▶ [Stored data]:
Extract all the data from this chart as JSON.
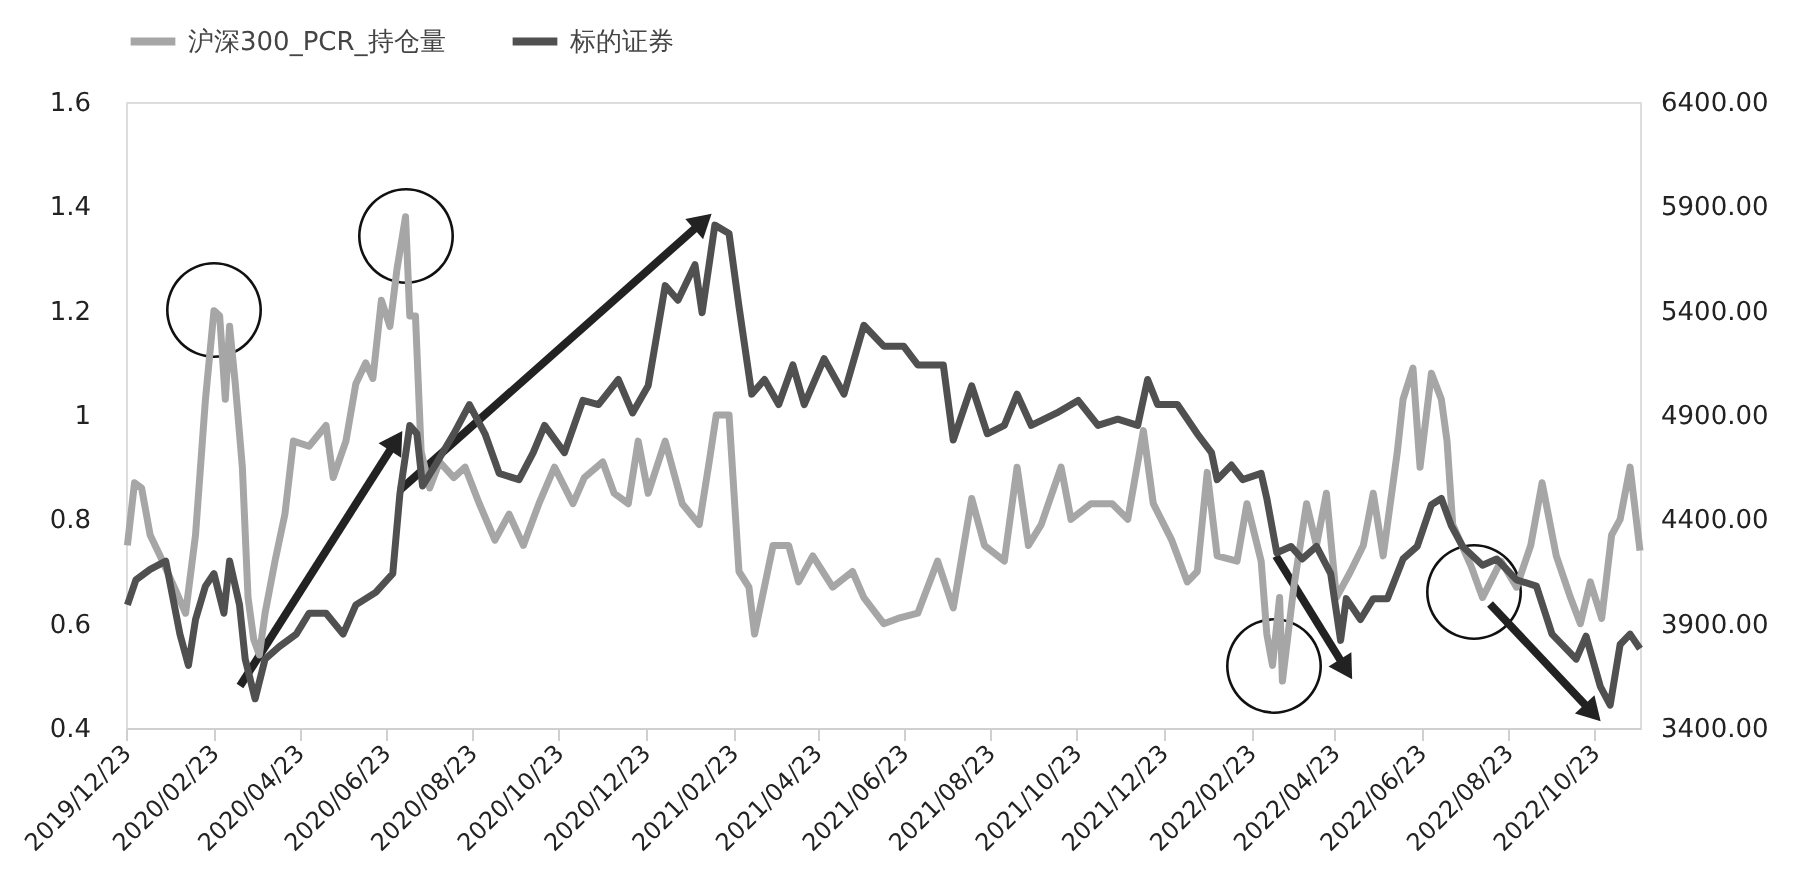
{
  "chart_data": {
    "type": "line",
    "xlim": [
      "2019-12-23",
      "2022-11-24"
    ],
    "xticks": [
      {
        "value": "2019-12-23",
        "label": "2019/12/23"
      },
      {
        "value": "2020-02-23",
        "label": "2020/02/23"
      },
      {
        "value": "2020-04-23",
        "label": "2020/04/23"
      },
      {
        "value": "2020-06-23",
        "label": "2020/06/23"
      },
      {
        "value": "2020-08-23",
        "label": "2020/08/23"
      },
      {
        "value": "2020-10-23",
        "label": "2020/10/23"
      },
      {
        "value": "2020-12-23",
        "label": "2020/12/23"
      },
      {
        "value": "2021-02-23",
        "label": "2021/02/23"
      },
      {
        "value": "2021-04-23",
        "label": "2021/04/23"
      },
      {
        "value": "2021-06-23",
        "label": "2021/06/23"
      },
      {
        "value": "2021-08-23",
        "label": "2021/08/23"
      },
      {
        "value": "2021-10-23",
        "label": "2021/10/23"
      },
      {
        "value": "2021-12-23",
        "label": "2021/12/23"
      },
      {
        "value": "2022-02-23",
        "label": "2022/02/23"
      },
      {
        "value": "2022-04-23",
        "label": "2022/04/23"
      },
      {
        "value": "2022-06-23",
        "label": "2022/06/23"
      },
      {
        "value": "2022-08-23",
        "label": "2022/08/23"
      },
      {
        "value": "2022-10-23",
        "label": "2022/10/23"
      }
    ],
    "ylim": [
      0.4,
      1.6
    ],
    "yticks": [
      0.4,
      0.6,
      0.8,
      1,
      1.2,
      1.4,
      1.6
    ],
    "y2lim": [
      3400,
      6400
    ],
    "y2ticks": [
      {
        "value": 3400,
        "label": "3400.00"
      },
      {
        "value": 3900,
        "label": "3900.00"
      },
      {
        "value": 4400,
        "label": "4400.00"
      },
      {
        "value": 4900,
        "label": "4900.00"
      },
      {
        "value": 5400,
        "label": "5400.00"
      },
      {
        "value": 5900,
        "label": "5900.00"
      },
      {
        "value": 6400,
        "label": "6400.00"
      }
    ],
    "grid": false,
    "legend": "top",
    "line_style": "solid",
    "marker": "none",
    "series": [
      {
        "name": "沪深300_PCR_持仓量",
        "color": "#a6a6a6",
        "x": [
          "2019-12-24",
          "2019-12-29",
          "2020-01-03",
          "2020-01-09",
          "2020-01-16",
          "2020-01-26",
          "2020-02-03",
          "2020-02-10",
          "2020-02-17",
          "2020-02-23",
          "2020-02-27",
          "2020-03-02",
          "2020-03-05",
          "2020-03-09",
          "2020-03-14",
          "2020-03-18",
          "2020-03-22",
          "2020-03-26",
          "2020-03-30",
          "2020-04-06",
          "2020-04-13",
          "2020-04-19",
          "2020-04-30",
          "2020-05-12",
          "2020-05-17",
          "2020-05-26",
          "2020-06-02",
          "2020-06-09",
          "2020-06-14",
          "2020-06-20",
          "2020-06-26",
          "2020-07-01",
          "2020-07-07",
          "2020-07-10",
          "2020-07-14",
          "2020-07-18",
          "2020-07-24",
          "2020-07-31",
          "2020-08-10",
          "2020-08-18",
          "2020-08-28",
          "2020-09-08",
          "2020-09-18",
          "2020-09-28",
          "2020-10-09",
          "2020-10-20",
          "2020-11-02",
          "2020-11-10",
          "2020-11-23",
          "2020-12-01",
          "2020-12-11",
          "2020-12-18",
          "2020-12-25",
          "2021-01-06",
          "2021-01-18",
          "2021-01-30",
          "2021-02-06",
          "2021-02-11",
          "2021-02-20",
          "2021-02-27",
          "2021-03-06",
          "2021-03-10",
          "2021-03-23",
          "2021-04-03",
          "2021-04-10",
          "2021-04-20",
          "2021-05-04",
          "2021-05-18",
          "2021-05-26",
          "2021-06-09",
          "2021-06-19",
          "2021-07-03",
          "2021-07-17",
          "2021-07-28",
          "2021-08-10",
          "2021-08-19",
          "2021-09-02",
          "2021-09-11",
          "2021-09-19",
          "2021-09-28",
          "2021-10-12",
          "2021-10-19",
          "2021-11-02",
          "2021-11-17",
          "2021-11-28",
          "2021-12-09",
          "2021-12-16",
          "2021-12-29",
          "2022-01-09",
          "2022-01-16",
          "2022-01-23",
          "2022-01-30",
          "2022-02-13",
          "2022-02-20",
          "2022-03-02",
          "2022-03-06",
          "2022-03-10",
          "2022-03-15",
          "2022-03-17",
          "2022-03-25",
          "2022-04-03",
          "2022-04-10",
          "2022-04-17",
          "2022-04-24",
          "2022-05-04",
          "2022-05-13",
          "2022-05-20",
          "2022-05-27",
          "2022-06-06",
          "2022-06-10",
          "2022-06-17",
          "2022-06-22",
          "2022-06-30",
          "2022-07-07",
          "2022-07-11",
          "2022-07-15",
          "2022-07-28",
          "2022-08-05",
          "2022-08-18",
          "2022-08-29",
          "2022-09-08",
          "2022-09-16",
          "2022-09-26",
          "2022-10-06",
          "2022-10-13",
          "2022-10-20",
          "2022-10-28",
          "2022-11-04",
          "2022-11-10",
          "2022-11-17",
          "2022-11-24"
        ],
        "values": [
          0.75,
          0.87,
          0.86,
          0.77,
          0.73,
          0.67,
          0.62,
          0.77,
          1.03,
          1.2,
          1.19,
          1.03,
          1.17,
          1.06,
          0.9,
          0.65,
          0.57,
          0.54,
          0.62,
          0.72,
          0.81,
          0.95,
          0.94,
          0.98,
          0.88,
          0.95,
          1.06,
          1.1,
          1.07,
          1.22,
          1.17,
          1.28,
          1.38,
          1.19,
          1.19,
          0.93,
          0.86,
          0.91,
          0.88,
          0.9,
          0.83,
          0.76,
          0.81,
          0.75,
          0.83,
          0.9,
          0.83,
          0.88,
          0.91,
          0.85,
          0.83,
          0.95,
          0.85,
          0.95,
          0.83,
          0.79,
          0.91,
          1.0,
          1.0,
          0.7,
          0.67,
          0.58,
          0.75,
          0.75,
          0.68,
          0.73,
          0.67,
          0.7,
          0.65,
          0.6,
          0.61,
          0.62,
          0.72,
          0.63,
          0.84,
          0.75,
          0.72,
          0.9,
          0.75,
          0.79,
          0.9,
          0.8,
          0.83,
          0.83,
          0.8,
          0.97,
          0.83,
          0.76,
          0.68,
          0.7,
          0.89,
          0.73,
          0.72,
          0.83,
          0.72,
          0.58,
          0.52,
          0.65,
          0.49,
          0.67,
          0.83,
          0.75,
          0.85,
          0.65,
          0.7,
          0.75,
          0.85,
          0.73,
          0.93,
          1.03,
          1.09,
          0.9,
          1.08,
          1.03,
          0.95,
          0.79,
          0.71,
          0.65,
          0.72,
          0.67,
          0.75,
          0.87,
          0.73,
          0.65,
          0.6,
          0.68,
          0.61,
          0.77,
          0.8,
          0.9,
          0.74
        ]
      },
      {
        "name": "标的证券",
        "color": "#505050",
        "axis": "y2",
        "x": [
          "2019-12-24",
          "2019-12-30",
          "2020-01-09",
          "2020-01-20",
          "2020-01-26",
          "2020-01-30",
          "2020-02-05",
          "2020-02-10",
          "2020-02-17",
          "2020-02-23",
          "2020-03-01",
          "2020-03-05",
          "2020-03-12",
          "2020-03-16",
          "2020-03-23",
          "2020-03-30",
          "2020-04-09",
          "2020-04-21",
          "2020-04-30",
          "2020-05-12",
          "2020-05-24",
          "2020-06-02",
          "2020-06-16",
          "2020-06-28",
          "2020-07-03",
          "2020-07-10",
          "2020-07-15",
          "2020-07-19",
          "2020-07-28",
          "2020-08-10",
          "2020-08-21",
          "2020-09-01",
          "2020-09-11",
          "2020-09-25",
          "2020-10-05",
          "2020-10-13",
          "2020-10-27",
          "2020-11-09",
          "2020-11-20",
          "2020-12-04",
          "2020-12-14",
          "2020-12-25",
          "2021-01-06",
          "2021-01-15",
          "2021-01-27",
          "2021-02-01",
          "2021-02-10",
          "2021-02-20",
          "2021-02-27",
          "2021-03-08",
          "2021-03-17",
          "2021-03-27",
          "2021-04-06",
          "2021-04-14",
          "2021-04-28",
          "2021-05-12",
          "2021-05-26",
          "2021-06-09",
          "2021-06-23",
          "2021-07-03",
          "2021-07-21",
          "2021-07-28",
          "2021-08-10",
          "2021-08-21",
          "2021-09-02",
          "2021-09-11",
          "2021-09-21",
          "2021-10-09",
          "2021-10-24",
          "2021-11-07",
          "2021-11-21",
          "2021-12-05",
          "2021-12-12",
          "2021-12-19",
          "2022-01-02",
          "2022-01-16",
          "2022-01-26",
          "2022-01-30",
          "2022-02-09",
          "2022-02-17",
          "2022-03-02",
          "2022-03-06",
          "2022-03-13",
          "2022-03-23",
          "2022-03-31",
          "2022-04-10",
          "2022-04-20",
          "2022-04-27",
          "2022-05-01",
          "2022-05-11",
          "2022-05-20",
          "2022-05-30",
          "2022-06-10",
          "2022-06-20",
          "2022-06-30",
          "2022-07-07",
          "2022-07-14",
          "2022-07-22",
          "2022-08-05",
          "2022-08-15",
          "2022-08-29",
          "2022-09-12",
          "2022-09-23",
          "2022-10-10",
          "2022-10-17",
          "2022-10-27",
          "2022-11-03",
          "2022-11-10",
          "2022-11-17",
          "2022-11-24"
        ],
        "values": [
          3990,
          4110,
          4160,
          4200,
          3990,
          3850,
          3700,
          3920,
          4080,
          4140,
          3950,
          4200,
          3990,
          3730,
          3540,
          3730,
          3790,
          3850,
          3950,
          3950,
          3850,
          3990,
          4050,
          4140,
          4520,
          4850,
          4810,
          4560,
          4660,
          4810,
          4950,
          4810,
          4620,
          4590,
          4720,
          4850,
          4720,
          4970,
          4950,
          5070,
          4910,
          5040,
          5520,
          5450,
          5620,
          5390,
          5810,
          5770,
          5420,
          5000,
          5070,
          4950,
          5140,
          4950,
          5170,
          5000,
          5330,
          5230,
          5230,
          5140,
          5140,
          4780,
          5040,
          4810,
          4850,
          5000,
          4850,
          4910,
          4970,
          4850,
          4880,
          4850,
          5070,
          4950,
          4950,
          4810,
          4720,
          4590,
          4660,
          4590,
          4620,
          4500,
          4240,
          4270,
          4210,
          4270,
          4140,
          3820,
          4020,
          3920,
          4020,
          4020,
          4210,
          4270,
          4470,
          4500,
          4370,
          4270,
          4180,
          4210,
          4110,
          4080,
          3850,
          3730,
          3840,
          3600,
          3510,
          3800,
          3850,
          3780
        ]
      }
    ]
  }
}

---

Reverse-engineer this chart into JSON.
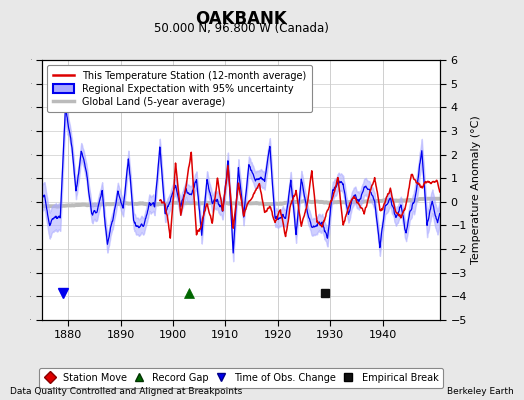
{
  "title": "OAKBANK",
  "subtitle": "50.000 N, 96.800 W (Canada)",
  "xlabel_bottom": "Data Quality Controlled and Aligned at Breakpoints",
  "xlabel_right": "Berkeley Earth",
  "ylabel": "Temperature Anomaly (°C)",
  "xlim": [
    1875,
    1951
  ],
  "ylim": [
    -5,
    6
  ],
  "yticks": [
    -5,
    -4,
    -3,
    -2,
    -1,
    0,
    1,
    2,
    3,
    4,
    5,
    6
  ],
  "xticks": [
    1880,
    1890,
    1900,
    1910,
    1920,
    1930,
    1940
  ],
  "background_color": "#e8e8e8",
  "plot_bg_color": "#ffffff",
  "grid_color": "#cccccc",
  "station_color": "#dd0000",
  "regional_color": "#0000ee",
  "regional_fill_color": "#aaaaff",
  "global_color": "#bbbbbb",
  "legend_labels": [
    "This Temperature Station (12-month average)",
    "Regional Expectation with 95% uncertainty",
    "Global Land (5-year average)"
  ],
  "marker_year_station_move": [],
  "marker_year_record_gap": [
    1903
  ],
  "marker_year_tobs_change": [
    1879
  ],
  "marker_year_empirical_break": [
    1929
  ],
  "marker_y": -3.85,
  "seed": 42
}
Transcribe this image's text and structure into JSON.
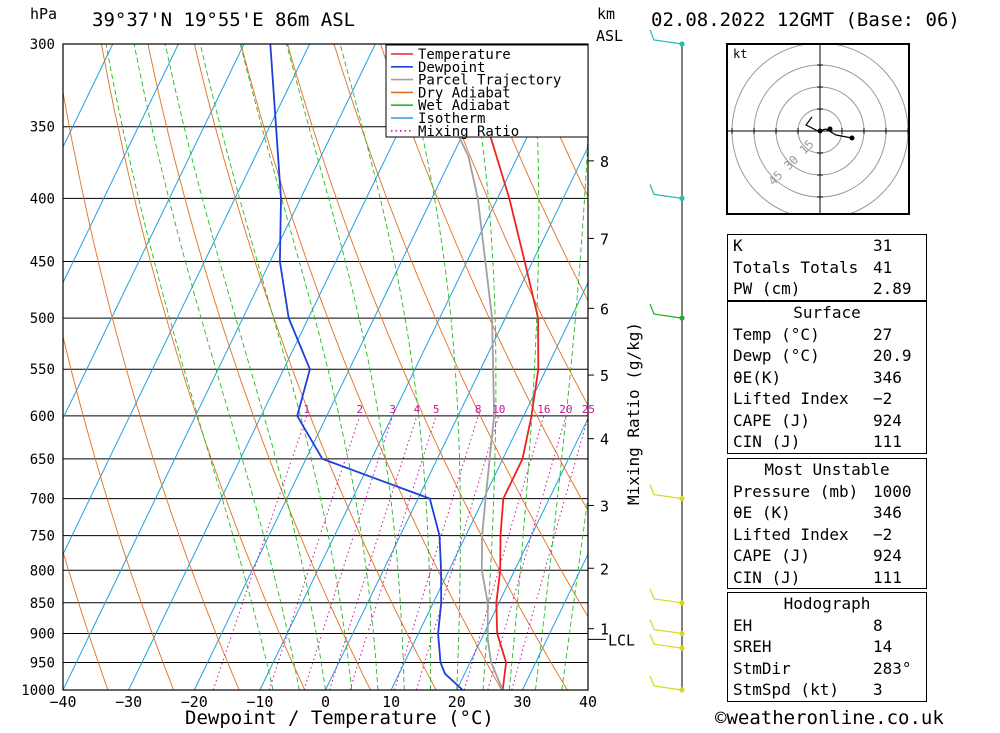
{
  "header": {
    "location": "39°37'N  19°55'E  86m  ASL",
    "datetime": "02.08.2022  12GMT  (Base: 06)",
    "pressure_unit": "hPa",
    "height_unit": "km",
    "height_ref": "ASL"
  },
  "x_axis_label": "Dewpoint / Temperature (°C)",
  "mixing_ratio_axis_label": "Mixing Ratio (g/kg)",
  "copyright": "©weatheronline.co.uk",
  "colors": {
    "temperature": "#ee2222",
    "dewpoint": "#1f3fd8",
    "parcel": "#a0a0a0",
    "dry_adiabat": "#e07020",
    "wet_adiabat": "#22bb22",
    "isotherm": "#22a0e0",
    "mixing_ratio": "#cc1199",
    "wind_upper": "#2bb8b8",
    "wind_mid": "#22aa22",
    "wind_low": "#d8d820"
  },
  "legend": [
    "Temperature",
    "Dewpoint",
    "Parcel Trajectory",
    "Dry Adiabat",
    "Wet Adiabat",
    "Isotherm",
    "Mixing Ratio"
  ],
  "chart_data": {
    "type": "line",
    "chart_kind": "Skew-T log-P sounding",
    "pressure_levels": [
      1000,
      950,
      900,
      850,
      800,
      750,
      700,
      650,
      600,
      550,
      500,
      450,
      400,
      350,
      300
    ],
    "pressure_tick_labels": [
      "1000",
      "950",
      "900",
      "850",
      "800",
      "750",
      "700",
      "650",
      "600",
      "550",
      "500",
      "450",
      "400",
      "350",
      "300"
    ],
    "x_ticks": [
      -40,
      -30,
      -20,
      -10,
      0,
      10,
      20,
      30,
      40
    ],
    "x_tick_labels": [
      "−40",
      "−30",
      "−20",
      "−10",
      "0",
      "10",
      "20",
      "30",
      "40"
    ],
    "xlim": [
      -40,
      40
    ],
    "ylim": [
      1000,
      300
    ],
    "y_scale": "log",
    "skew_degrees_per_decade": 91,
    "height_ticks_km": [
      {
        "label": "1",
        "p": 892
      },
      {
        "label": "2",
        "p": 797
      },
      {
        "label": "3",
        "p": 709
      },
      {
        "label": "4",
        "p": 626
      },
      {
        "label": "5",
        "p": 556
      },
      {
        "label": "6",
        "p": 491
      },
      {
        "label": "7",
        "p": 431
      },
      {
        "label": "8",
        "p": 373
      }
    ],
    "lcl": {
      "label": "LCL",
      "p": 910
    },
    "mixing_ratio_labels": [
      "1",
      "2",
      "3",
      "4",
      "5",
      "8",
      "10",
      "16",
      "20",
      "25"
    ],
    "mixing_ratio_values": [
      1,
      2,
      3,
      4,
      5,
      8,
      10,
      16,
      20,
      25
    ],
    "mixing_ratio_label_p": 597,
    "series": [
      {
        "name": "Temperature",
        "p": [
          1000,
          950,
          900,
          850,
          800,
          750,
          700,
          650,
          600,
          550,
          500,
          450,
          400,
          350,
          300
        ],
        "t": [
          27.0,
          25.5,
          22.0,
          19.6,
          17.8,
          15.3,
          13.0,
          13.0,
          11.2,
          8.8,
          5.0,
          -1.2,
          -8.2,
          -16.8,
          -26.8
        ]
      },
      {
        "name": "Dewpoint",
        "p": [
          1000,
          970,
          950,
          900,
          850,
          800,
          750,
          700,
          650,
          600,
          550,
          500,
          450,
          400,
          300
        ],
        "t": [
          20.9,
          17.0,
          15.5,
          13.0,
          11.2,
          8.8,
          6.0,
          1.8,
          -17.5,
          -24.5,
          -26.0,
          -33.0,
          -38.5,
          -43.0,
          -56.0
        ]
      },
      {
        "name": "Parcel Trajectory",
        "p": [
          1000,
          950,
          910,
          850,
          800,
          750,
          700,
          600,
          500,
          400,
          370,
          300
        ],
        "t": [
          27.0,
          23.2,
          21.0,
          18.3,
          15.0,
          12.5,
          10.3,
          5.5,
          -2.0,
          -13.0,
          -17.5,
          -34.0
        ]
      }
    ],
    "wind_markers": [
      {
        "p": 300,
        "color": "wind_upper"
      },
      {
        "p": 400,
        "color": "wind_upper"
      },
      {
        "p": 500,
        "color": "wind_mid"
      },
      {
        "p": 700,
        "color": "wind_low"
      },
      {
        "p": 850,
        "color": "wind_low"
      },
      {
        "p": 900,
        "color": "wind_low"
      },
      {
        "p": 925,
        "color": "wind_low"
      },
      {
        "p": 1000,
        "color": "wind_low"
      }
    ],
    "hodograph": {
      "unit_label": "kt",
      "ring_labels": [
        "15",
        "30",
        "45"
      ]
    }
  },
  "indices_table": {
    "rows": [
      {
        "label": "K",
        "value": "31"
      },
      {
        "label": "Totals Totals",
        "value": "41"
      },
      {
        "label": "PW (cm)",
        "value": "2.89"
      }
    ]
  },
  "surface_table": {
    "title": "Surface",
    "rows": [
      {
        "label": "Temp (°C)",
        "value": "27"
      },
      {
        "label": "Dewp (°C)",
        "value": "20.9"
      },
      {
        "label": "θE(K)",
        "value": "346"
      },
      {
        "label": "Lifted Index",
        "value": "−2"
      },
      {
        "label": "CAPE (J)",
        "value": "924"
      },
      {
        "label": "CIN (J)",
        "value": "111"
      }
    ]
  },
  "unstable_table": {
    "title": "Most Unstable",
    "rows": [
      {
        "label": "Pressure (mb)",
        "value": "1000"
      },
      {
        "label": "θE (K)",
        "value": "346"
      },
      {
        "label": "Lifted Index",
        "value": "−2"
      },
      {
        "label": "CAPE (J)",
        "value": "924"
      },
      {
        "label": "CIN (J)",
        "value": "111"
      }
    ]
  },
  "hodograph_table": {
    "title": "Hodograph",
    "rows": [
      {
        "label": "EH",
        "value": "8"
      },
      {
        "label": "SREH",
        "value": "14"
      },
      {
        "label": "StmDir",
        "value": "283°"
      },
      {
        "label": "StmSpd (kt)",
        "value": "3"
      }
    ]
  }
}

▶ [Required task]: Pull every line containing "name" from the material above.

▶ [Result]:
        "name": "沪深300_PCR_持仓量",
        "name": "标的证券",
        "name": "Temperature",
        "name": "Dewpoint",
        "name": "Parcel Trajectory",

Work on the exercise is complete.